### RECORDS
====================

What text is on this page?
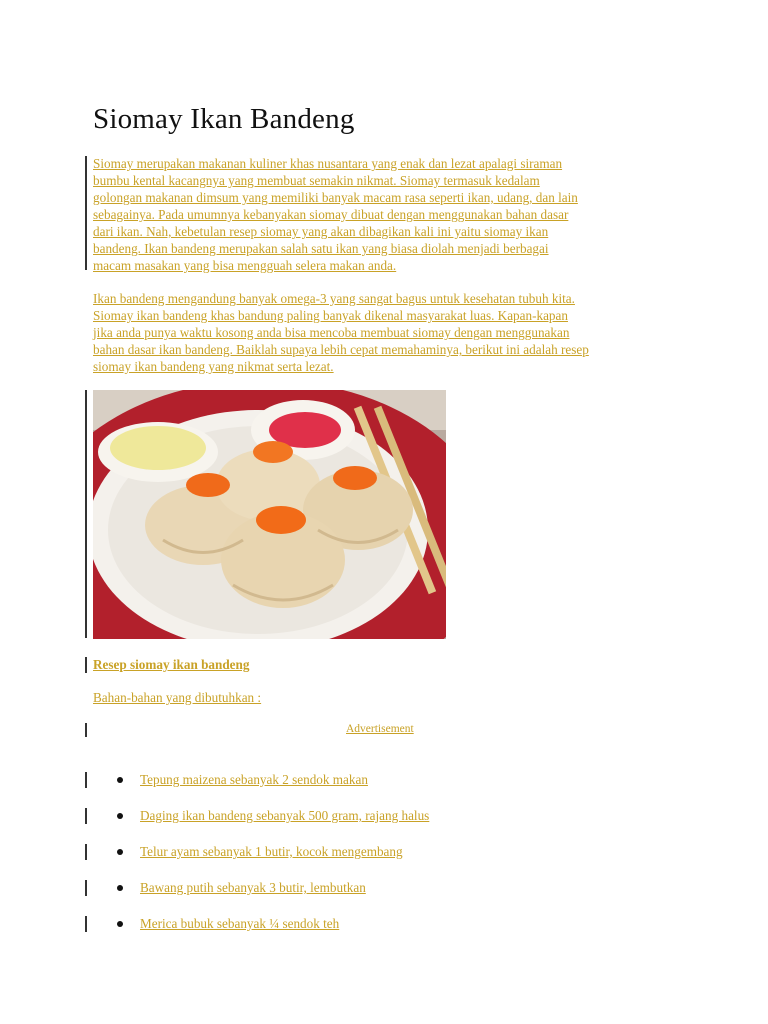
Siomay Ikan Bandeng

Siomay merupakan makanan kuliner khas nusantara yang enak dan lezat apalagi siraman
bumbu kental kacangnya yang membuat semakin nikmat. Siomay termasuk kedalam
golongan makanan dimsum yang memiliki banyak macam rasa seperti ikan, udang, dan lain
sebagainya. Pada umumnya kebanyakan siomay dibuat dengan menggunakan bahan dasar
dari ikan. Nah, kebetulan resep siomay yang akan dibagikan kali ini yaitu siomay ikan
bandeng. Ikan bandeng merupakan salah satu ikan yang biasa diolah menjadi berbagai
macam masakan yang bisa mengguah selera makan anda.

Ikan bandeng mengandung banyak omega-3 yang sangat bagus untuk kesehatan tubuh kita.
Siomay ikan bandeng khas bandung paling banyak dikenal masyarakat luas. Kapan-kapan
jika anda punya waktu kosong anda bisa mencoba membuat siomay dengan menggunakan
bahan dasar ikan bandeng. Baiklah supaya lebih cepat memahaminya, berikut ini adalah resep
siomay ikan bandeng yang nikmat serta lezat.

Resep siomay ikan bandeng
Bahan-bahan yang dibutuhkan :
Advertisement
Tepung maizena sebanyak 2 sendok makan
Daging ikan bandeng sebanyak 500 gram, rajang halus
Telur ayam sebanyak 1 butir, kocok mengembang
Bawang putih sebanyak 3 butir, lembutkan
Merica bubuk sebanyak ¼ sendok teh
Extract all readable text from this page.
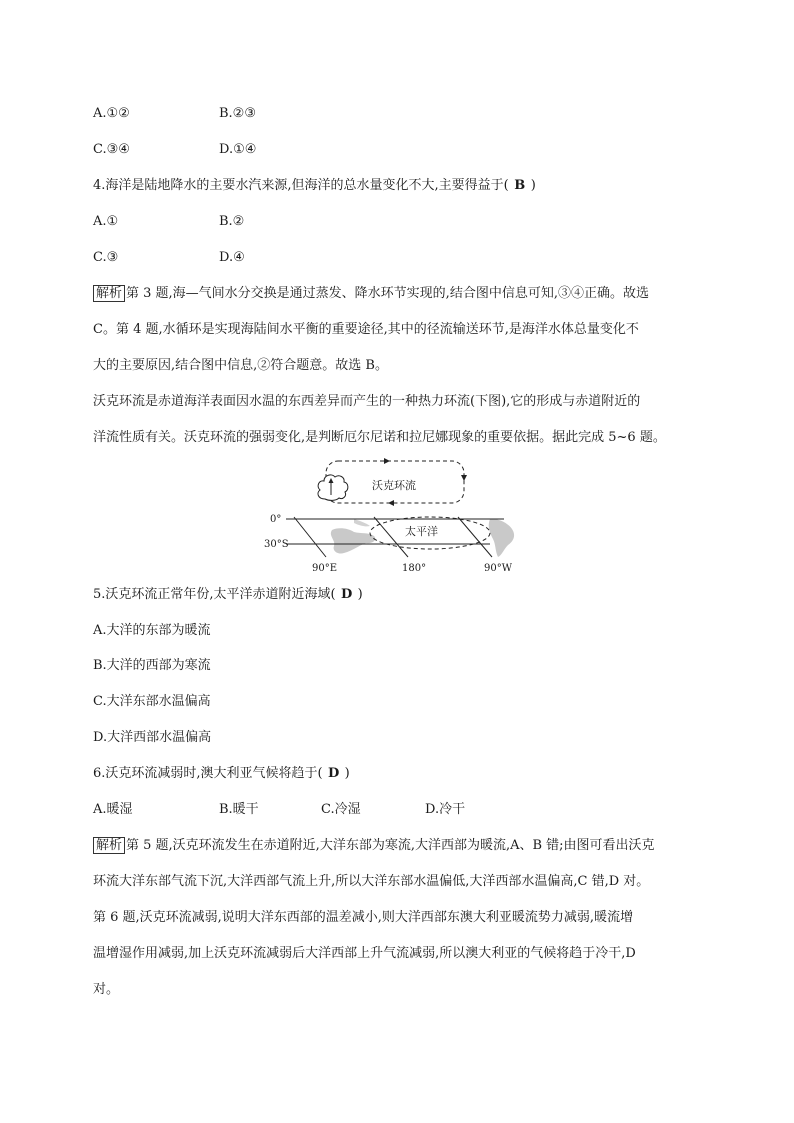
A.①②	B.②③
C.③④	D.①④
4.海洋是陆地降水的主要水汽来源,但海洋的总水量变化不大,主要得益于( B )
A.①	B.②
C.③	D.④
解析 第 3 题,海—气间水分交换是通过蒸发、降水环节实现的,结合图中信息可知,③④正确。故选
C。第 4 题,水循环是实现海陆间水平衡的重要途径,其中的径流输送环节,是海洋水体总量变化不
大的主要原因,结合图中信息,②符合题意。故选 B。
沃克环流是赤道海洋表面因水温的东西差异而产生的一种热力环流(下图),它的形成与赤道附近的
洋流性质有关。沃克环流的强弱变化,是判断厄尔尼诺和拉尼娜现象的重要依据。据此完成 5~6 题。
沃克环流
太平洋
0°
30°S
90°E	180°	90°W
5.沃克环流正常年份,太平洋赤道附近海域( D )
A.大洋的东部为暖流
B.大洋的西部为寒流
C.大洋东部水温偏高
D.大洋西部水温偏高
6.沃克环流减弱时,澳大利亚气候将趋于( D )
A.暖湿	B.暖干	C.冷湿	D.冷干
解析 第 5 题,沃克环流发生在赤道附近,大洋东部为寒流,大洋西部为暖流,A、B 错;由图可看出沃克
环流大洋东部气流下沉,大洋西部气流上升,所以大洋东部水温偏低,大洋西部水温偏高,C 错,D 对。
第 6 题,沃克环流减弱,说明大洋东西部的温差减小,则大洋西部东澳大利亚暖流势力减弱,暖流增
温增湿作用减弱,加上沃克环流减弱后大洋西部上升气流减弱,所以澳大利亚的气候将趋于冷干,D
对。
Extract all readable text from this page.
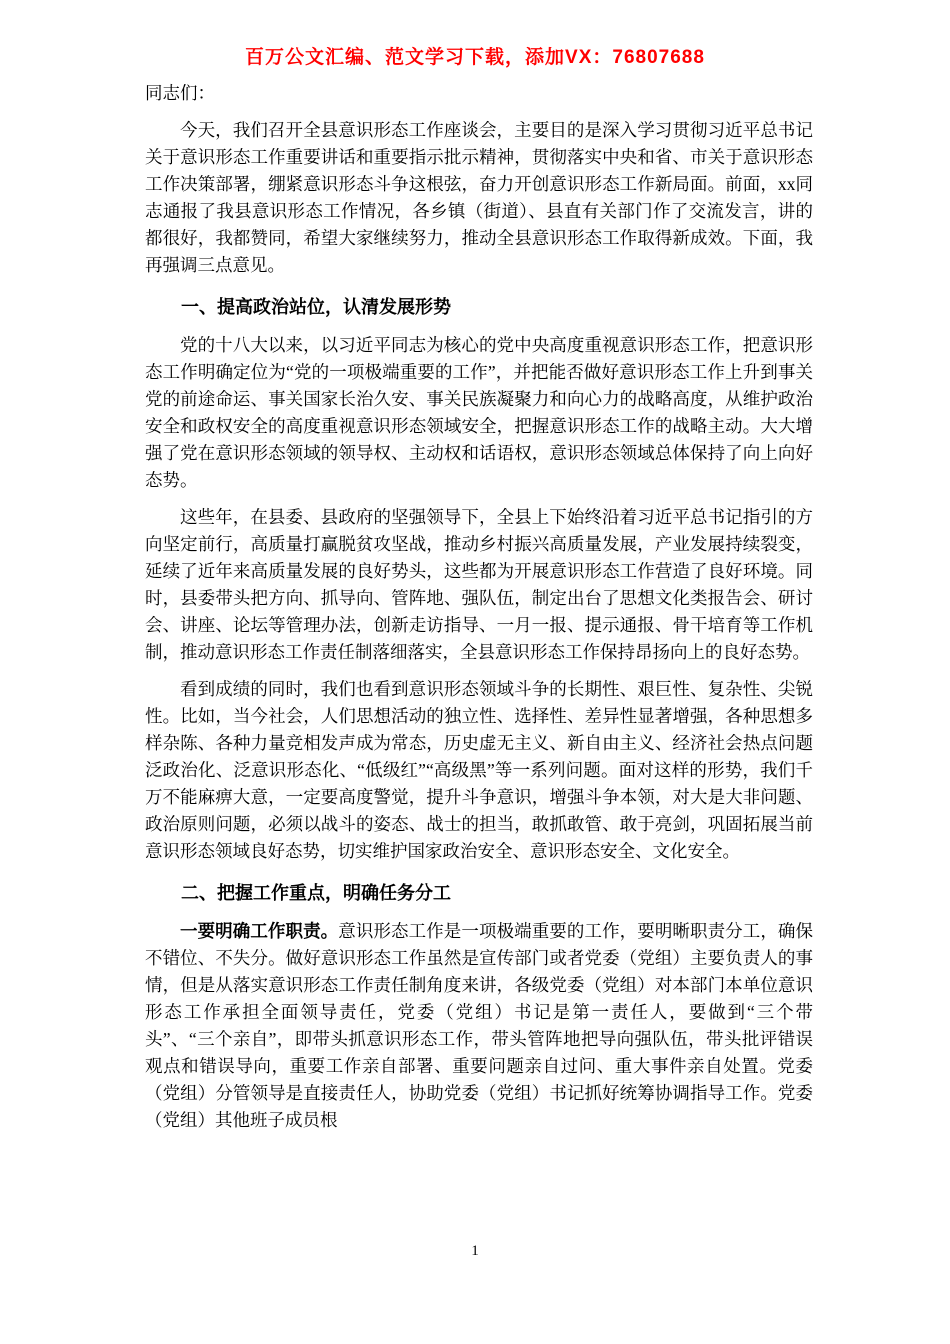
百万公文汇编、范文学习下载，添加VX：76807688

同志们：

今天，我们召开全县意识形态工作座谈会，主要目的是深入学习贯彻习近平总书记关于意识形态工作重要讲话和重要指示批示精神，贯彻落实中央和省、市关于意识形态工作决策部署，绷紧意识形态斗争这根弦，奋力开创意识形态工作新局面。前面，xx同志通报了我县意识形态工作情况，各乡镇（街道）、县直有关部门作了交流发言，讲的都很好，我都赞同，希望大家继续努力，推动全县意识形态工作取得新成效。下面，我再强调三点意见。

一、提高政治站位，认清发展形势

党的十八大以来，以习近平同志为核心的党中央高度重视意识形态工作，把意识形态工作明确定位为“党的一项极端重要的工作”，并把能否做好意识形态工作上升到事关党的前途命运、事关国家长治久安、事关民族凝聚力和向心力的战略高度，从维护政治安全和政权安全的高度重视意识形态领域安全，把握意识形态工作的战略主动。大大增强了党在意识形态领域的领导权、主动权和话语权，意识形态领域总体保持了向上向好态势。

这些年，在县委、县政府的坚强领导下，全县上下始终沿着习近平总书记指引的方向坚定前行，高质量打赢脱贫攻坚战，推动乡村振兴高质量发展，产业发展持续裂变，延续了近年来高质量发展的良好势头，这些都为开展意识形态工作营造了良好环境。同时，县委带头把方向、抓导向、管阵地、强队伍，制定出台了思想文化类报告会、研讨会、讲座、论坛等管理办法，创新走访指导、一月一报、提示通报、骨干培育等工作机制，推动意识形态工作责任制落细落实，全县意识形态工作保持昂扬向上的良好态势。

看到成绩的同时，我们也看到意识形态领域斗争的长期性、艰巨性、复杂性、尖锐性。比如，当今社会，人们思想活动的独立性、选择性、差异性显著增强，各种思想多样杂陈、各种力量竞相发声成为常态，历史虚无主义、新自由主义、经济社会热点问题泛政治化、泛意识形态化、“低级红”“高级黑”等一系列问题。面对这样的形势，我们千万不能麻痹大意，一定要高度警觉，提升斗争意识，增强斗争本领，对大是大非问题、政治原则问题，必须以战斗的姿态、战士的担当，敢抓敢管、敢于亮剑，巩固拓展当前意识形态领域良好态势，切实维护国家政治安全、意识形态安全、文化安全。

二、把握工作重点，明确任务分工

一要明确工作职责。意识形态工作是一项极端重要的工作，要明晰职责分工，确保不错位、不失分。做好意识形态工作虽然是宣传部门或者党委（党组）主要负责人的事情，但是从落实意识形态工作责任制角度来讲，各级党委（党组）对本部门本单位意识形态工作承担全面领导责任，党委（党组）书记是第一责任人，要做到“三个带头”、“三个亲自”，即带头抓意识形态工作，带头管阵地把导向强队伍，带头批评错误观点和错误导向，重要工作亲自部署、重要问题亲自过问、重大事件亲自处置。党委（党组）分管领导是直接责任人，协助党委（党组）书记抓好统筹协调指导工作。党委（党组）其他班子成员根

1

====================

### EXERCISE DETAILS
From the listing, extract all text exactly as given and drop any picture.

### WORKED ANSWER
What text is on this page?
Siomay Ikan Bandeng

Siomay merupakan makanan kuliner khas nusantara yang enak dan lezat apalagi siraman
bumbu kental kacangnya yang membuat semakin nikmat. Siomay termasuk kedalam
golongan makanan dimsum yang memiliki banyak macam rasa seperti ikan, udang, dan lain
sebagainya. Pada umumnya kebanyakan siomay dibuat dengan menggunakan bahan dasar
dari ikan. Nah, kebetulan resep siomay yang akan dibagikan kali ini yaitu siomay ikan
bandeng. Ikan bandeng merupakan salah satu ikan yang biasa diolah menjadi berbagai
macam masakan yang bisa mengguah selera makan anda.

Ikan bandeng mengandung banyak omega-3 yang sangat bagus untuk kesehatan tubuh kita.
Siomay ikan bandeng khas bandung paling banyak dikenal masyarakat luas. Kapan-kapan
jika anda punya waktu kosong anda bisa mencoba membuat siomay dengan menggunakan
bahan dasar ikan bandeng. Baiklah supaya lebih cepat memahaminya, berikut ini adalah resep
siomay ikan bandeng yang nikmat serta lezat.

Resep siomay ikan bandeng
Bahan-bahan yang dibutuhkan :
Advertisement
Tepung maizena sebanyak 2 sendok makan
Daging ikan bandeng sebanyak 500 gram, rajang halus
Telur ayam sebanyak 1 butir, kocok mengembang
Bawang putih sebanyak 3 butir, lembutkan
Merica bubuk sebanyak ¼ sendok teh
Extract all readable text from this page.
A.①②	B.②③
C.③④	D.①④
4.海洋是陆地降水的主要水汽来源,但海洋的总水量变化不大,主要得益于( B )
A.①	B.②
C.③	D.④
解析 第 3 题,海—气间水分交换是通过蒸发、降水环节实现的,结合图中信息可知,③④正确。故选
C。第 4 题,水循环是实现海陆间水平衡的重要途径,其中的径流输送环节,是海洋水体总量变化不
大的主要原因,结合图中信息,②符合题意。故选 B。
沃克环流是赤道海洋表面因水温的东西差异而产生的一种热力环流(下图),它的形成与赤道附近的
洋流性质有关。沃克环流的强弱变化,是判断厄尔尼诺和拉尼娜现象的重要依据。据此完成 5~6 题。
沃克环流
太平洋
0°
30°S
90°E	180°	90°W
5.沃克环流正常年份,太平洋赤道附近海域( D )
A.大洋的东部为暖流
B.大洋的西部为寒流
C.大洋东部水温偏高
D.大洋西部水温偏高
6.沃克环流减弱时,澳大利亚气候将趋于( D )
A.暖湿	B.暖干	C.冷湿	D.冷干
解析 第 5 题,沃克环流发生在赤道附近,大洋东部为寒流,大洋西部为暖流,A、B 错;由图可看出沃克
环流大洋东部气流下沉,大洋西部气流上升,所以大洋东部水温偏低,大洋西部水温偏高,C 错,D 对。
第 6 题,沃克环流减弱,说明大洋东西部的温差减小,则大洋西部东澳大利亚暖流势力减弱,暖流增
温增湿作用减弱,加上沃克环流减弱后大洋西部上升气流减弱,所以澳大利亚的气候将趋于冷干,D
对。
Extract all readable text from this page.
百万公文汇编、范文学习下载，添加VX：76807688

同志们：

今天，我们召开全县意识形态工作座谈会，主要目的是深入学习贯彻习近平总书记关于意识形态工作重要讲话和重要指示批示精神，贯彻落实中央和省、市关于意识形态工作决策部署，绷紧意识形态斗争这根弦，奋力开创意识形态工作新局面。前面，xx同志通报了我县意识形态工作情况，各乡镇（街道）、县直有关部门作了交流发言，讲的都很好，我都赞同，希望大家继续努力，推动全县意识形态工作取得新成效。下面，我再强调三点意见。

一、提高政治站位，认清发展形势

党的十八大以来，以习近平同志为核心的党中央高度重视意识形态工作，把意识形态工作明确定位为“党的一项极端重要的工作”，并把能否做好意识形态工作上升到事关党的前途命运、事关国家长治久安、事关民族凝聚力和向心力的战略高度，从维护政治安全和政权安全的高度重视意识形态领域安全，把握意识形态工作的战略主动。大大增强了党在意识形态领域的领导权、主动权和话语权，意识形态领域总体保持了向上向好态势。

这些年，在县委、县政府的坚强领导下，全县上下始终沿着习近平总书记指引的方向坚定前行，高质量打赢脱贫攻坚战，推动乡村振兴高质量发展，产业发展持续裂变，延续了近年来高质量发展的良好势头，这些都为开展意识形态工作营造了良好环境。同时，县委带头把方向、抓导向、管阵地、强队伍，制定出台了思想文化类报告会、研讨会、讲座、论坛等管理办法，创新走访指导、一月一报、提示通报、骨干培育等工作机制，推动意识形态工作责任制落细落实，全县意识形态工作保持昂扬向上的良好态势。

看到成绩的同时，我们也看到意识形态领域斗争的长期性、艰巨性、复杂性、尖锐性。比如，当今社会，人们思想活动的独立性、选择性、差异性显著增强，各种思想多样杂陈、各种力量竞相发声成为常态，历史虚无主义、新自由主义、经济社会热点问题泛政治化、泛意识形态化、“低级红”“高级黑”等一系列问题。面对这样的形势，我们千万不能麻痹大意，一定要高度警觉，提升斗争意识，增强斗争本领，对大是大非问题、政治原则问题，必须以战斗的姿态、战士的担当，敢抓敢管、敢于亮剑，巩固拓展当前意识形态领域良好态势，切实维护国家政治安全、意识形态安全、文化安全。

二、把握工作重点，明确任务分工

一要明确工作职责。意识形态工作是一项极端重要的工作，要明晰职责分工，确保不错位、不失分。做好意识形态工作虽然是宣传部门或者党委（党组）主要负责人的事情，但是从落实意识形态工作责任制角度来讲，各级党委（党组）对本部门本单位意识形态工作承担全面领导责任，党委（党组）书记是第一责任人，要做到“三个带头”、“三个亲自”，即带头抓意识形态工作，带头管阵地把导向强队伍，带头批评错误观点和错误导向，重要工作亲自部署、重要问题亲自过问、重大事件亲自处置。党委（党组）分管领导是直接责任人，协助党委（党组）书记抓好统筹协调指导工作。党委（党组）其他班子成员根

1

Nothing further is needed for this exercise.